(Source data)
|---|
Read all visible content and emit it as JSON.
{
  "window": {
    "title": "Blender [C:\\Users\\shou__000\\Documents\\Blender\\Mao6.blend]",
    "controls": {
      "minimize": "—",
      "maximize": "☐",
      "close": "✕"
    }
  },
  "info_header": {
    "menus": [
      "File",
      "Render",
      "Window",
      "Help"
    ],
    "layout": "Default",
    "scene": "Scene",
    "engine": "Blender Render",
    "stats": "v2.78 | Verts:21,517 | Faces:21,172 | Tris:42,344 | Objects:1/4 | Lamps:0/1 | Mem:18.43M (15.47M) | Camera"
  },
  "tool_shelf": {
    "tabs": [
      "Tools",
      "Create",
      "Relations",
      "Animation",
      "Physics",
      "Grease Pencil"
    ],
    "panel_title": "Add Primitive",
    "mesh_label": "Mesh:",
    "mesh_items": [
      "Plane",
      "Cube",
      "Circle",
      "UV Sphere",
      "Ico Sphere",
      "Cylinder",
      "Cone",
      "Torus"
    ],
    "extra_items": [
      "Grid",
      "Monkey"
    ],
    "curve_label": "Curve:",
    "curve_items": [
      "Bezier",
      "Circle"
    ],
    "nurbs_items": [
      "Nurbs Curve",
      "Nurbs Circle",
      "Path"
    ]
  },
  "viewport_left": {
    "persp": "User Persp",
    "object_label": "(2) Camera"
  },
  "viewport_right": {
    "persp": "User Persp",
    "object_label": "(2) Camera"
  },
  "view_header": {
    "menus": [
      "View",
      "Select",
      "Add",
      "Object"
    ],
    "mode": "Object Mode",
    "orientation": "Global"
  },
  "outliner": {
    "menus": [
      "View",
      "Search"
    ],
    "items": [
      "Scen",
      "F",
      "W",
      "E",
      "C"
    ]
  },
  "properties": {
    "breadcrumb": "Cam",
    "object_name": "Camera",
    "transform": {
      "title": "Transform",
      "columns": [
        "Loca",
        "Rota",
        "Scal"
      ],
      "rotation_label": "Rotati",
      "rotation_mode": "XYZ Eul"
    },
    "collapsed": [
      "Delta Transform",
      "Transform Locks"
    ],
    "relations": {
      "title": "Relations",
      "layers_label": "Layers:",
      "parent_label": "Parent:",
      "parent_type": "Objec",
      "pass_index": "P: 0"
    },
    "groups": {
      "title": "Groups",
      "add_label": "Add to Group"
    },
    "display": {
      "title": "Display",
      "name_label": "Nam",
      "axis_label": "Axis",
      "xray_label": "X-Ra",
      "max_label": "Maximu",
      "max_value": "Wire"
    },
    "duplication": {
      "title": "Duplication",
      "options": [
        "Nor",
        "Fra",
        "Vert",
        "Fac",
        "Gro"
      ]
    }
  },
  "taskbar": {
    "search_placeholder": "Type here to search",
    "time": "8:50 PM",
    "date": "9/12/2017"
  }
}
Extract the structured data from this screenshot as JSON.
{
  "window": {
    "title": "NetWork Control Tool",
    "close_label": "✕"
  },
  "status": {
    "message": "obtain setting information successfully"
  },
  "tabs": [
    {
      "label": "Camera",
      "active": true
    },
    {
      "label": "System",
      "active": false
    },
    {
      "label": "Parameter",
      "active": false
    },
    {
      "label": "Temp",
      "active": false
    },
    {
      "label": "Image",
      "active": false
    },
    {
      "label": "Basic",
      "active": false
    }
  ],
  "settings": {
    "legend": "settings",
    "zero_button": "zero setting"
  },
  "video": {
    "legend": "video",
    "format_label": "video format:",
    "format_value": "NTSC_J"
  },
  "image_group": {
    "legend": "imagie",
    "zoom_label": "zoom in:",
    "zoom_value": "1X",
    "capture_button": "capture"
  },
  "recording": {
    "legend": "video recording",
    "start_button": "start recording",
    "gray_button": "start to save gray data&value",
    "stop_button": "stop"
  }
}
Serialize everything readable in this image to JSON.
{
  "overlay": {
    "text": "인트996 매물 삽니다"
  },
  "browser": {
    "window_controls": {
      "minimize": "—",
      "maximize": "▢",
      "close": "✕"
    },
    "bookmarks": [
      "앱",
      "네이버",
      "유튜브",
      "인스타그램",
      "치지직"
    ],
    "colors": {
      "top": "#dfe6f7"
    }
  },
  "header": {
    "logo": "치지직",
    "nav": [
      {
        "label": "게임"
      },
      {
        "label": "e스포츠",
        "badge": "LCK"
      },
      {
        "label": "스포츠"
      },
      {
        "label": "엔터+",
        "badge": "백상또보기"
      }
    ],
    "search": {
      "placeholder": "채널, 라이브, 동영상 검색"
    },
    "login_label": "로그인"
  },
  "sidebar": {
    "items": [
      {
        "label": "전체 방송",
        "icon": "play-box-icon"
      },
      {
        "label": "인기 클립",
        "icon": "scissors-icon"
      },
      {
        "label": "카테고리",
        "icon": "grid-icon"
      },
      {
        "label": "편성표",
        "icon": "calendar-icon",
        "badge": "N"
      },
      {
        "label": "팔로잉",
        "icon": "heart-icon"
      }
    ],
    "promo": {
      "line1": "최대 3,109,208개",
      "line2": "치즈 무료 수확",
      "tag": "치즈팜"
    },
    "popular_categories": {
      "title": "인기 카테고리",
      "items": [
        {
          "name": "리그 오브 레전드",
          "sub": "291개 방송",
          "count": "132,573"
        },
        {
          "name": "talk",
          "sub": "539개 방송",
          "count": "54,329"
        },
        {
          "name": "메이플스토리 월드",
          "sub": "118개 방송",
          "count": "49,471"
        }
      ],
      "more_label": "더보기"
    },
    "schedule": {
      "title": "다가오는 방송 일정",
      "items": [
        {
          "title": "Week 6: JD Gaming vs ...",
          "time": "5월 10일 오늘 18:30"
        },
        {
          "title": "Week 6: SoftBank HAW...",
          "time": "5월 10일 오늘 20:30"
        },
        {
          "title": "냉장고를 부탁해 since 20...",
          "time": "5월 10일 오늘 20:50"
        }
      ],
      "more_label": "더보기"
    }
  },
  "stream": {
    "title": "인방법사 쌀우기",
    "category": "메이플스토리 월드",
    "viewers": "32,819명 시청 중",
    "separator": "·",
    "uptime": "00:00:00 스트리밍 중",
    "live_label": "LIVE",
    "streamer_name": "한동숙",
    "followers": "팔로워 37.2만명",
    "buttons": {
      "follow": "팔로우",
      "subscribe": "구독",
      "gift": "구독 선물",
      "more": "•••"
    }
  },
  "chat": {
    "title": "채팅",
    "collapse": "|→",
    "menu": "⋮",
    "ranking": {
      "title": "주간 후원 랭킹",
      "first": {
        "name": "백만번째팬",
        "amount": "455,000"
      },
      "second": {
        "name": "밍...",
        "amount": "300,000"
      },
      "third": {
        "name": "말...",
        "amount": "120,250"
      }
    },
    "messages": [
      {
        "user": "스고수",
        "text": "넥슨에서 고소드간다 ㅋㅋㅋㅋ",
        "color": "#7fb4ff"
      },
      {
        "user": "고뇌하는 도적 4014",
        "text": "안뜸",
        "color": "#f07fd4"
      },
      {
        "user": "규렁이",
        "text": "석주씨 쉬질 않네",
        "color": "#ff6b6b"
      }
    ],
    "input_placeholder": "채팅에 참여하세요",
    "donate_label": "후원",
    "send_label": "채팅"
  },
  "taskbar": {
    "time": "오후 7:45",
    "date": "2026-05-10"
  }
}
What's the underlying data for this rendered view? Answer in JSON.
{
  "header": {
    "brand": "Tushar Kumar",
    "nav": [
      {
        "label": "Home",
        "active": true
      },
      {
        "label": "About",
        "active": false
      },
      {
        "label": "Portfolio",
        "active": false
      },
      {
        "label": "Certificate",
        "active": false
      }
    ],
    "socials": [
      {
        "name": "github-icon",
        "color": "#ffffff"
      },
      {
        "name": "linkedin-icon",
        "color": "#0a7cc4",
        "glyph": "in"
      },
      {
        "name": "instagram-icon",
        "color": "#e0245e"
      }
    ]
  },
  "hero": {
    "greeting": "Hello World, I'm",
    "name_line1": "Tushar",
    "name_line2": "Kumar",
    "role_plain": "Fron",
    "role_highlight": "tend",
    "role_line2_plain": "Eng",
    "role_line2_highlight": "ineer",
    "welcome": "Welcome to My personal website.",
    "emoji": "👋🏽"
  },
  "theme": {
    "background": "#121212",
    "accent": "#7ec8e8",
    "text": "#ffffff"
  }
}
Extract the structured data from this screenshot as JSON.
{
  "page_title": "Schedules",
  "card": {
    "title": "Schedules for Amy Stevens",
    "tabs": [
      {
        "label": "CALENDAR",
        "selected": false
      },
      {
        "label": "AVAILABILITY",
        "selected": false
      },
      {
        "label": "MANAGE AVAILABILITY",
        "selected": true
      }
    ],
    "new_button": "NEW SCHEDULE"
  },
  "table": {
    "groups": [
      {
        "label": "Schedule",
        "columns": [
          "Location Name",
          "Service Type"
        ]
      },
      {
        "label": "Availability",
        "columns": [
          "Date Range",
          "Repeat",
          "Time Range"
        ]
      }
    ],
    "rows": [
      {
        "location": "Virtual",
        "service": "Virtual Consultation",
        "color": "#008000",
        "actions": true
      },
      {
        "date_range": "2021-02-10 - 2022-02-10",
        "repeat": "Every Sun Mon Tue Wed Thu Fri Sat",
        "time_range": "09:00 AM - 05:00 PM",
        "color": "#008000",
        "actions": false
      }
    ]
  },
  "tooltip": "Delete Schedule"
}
|---|
To be done:
Using the listing above, pull out all lines that hold the word "start".

Full answer:
    "start_button": "start recording",
    "gray_button": "start to save gray data&value",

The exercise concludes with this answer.